> _WHAT YOU WILL DO_
Identify all lines below that hold "informativo" and collect them.

> _EXERCISE INPUTS_
********************

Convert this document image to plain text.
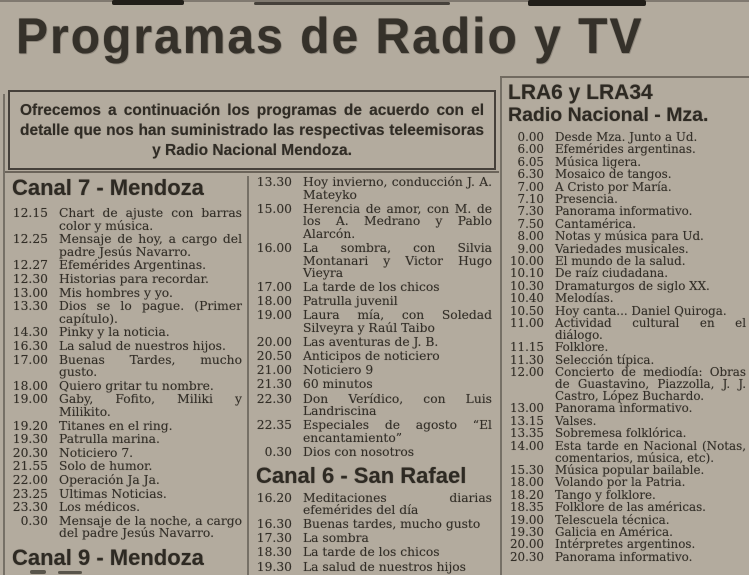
Programas de Radio y TV
Ofrecemos a continuación los programas de acuerdo con el detalle que nos han suministrado las respectivas teleemisoras y Radio Nacional Mendoza.
Canal 7 - Mendoza
12.15 Chart de ajuste con barras color y música.
12.25 Mensaje de hoy, a cargo del padre Jesús Navarro.
12.27 Efemérides Argentinas.
12.30 Historias para recordar.
13.00 Mis hombres y yo.
13.30 Dios se lo pague. (Primer capítulo).
14.30 Pinky y la noticia.
16.30 La salud de nuestros hijos.
17.00 Buenas Tardes, mucho gusto.
18.00 Quiero gritar tu nombre.
19.00 Gaby, Fofito, Miliki y Milikito.
19.20 Titanes en el ring.
19.30 Patrulla marina.
20.30 Noticiero 7.
21.55 Solo de humor.
22.00 Operación Ja Ja.
23.25 Ultimas Noticias.
23.30 Los médicos.
0.30 Mensaje de la noche, a cargo del padre Jesús Navarro.
Canal 9 - Mendoza
13.30 Hoy invierno, conducción J. A. Mateyko
15.00 Herencia de amor, con M. de los A. Medrano y Pablo Alarcón.
16.00 La sombra, con Silvia Montanari y Victor Hugo Vieyra
17.00 La tarde de los chicos
18.00 Patrulla juvenil
19.00 Laura mía, con Soledad Silveyra y Raúl Taibo
20.00 Las aventuras de J. B.
20.50 Anticipos de noticiero
21.00 Noticiero 9
21.30 60 minutos
22.30 Don Verídico, con Luis Landriscina
22.35 Especiales de agosto “El encantamiento”
0.30 Dios con nosotros
Canal 6 - San Rafael
16.20 Meditaciones diarias efemérides del día
16.30 Buenas tardes, mucho gusto
17.30 La sombra
18.30 La tarde de los chicos
19.30 La salud de nuestros hijos
LRA6 y LRA34
Radio Nacional - Mza.
0.00 Desde Mza. Junto a Ud.
6.00 Efemérides argentinas.
6.05 Música ligera.
6.30 Mosaico de tangos.
7.00 A Cristo por María.
7.10 Presencia.
7.30 Panorama informativo.
7.50 Cantamérica.
8.00 Notas y música para Ud.
9.00 Variedades musicales.
10.00 El mundo de la salud.
10.10 De raíz ciudadana.
10.30 Dramaturgos de siglo XX.
10.40 Melodías.
10.50 Hoy canta... Daniel Quiroga.
11.00 Actividad cultural en el diálogo.
11.15 Folklore.
11.30 Selección típica.
12.00 Concierto de mediodía: Obras de Guastavino, Piazzolla, J. J. Castro, López Buchardo.
13.00 Panorama informativo.
13.15 Valses.
13.35 Sobremesa folklórica.
14.00 Esta tarde en Nacional (Notas, comentarios, música, etc).
15.30 Música popular bailable.
18.00 Volando por la Patria.
18.20 Tango y folklore.
18.35 Folklore de las américas.
19.00 Telescuela técnica.
19.30 Galicia en América.
20.00 Intérpretes argentinos.
20.30 Panorama informativo.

********************

> _WRITTEN REPLY_
7.30 Panorama informativo.
13.00 Panorama informativo.
20.30 Panorama informativo.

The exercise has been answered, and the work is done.